DATA RECORDS:
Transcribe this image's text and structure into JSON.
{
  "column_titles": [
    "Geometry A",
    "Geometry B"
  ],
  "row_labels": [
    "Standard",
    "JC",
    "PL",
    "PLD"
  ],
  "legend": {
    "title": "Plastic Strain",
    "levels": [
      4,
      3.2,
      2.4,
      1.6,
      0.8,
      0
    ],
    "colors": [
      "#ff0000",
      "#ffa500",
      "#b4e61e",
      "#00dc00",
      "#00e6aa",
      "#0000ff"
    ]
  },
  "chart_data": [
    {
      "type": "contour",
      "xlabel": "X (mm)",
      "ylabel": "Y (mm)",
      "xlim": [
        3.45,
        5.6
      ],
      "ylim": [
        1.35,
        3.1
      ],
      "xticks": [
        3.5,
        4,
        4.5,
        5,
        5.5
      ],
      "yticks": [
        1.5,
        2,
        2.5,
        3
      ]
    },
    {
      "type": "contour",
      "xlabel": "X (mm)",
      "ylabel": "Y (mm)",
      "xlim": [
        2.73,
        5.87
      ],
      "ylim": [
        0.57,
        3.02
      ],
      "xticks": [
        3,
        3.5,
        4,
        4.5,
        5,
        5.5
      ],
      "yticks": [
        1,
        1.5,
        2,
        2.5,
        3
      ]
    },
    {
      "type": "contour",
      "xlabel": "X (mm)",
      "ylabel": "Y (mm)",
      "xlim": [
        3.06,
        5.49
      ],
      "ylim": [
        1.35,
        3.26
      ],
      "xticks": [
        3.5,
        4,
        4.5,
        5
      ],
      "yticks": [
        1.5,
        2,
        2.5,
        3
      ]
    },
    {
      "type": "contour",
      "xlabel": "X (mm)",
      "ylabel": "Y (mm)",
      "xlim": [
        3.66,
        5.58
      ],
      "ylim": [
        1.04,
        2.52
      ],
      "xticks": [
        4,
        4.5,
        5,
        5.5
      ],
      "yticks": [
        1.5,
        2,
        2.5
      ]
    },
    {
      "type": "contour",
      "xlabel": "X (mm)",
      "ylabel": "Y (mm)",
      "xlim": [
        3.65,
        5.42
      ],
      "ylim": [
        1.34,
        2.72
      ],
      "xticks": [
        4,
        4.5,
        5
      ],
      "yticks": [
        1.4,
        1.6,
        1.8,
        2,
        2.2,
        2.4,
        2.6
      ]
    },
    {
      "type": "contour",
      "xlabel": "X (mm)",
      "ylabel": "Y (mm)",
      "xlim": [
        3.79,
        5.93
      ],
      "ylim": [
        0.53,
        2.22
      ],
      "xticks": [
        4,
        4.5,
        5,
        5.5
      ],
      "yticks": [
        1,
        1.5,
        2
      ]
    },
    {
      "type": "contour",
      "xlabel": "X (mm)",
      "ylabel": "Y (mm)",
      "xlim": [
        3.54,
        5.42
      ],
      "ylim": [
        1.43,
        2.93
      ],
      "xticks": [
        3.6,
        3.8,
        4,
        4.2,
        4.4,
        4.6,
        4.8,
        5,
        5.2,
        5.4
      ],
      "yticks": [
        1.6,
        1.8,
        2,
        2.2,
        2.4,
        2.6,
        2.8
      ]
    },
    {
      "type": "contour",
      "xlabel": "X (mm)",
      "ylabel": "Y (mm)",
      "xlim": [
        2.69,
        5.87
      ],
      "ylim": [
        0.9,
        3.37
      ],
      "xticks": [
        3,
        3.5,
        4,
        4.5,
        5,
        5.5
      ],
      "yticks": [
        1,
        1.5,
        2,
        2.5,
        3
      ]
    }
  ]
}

PROBLEM REQUIREMENTS: Transcribe each entry precisely, missing none.

TASK SOLUTION:
Transcribe this image's text and structure into JSON.
{
  "column_titles": [
    "Geometry A",
    "Geometry B"
  ],
  "row_labels": [
    "Standard",
    "JC",
    "PL",
    "PLD"
  ],
  "legend": {
    "title": "Plastic Strain",
    "levels": [
      4,
      3.2,
      2.4,
      1.6,
      0.8,
      0
    ],
    "colors": [
      "#ff0000",
      "#ffa500",
      "#b4e61e",
      "#00dc00",
      "#00e6aa",
      "#0000ff"
    ]
  },
  "chart_data": [
    {
      "type": "contour",
      "xlabel": "X (mm)",
      "ylabel": "Y (mm)",
      "xlim": [
        3.45,
        5.6
      ],
      "ylim": [
        1.35,
        3.1
      ],
      "xticks": [
        3.5,
        4,
        4.5,
        5,
        5.5
      ],
      "yticks": [
        1.5,
        2,
        2.5,
        3
      ]
    },
    {
      "type": "contour",
      "xlabel": "X (mm)",
      "ylabel": "Y (mm)",
      "xlim": [
        2.73,
        5.87
      ],
      "ylim": [
        0.57,
        3.02
      ],
      "xticks": [
        3,
        3.5,
        4,
        4.5,
        5,
        5.5
      ],
      "yticks": [
        1,
        1.5,
        2,
        2.5,
        3
      ]
    },
    {
      "type": "contour",
      "xlabel": "X (mm)",
      "ylabel": "Y (mm)",
      "xlim": [
        3.06,
        5.49
      ],
      "ylim": [
        1.35,
        3.26
      ],
      "xticks": [
        3.5,
        4,
        4.5,
        5
      ],
      "yticks": [
        1.5,
        2,
        2.5,
        3
      ]
    },
    {
      "type": "contour",
      "xlabel": "X (mm)",
      "ylabel": "Y (mm)",
      "xlim": [
        3.66,
        5.58
      ],
      "ylim": [
        1.04,
        2.52
      ],
      "xticks": [
        4,
        4.5,
        5,
        5.5
      ],
      "yticks": [
        1.5,
        2,
        2.5
      ]
    },
    {
      "type": "contour",
      "xlabel": "X (mm)",
      "ylabel": "Y (mm)",
      "xlim": [
        3.65,
        5.42
      ],
      "ylim": [
        1.34,
        2.72
      ],
      "xticks": [
        4,
        4.5,
        5
      ],
      "yticks": [
        1.4,
        1.6,
        1.8,
        2,
        2.2,
        2.4,
        2.6
      ]
    },
    {
      "type": "contour",
      "xlabel": "X (mm)",
      "ylabel": "Y (mm)",
      "xlim": [
        3.79,
        5.93
      ],
      "ylim": [
        0.53,
        2.22
      ],
      "xticks": [
        4,
        4.5,
        5,
        5.5
      ],
      "yticks": [
        1,
        1.5,
        2
      ]
    },
    {
      "type": "contour",
      "xlabel": "X (mm)",
      "ylabel": "Y (mm)",
      "xlim": [
        3.54,
        5.42
      ],
      "ylim": [
        1.43,
        2.93
      ],
      "xticks": [
        3.6,
        3.8,
        4,
        4.2,
        4.4,
        4.6,
        4.8,
        5,
        5.2,
        5.4
      ],
      "yticks": [
        1.6,
        1.8,
        2,
        2.2,
        2.4,
        2.6,
        2.8
      ]
    },
    {
      "type": "contour",
      "xlabel": "X (mm)",
      "ylabel": "Y (mm)",
      "xlim": [
        2.69,
        5.87
      ],
      "ylim": [
        0.9,
        3.37
      ],
      "xticks": [
        3,
        3.5,
        4,
        4.5,
        5,
        5.5
      ],
      "yticks": [
        1,
        1.5,
        2,
        2.5,
        3
      ]
    }
  ]
}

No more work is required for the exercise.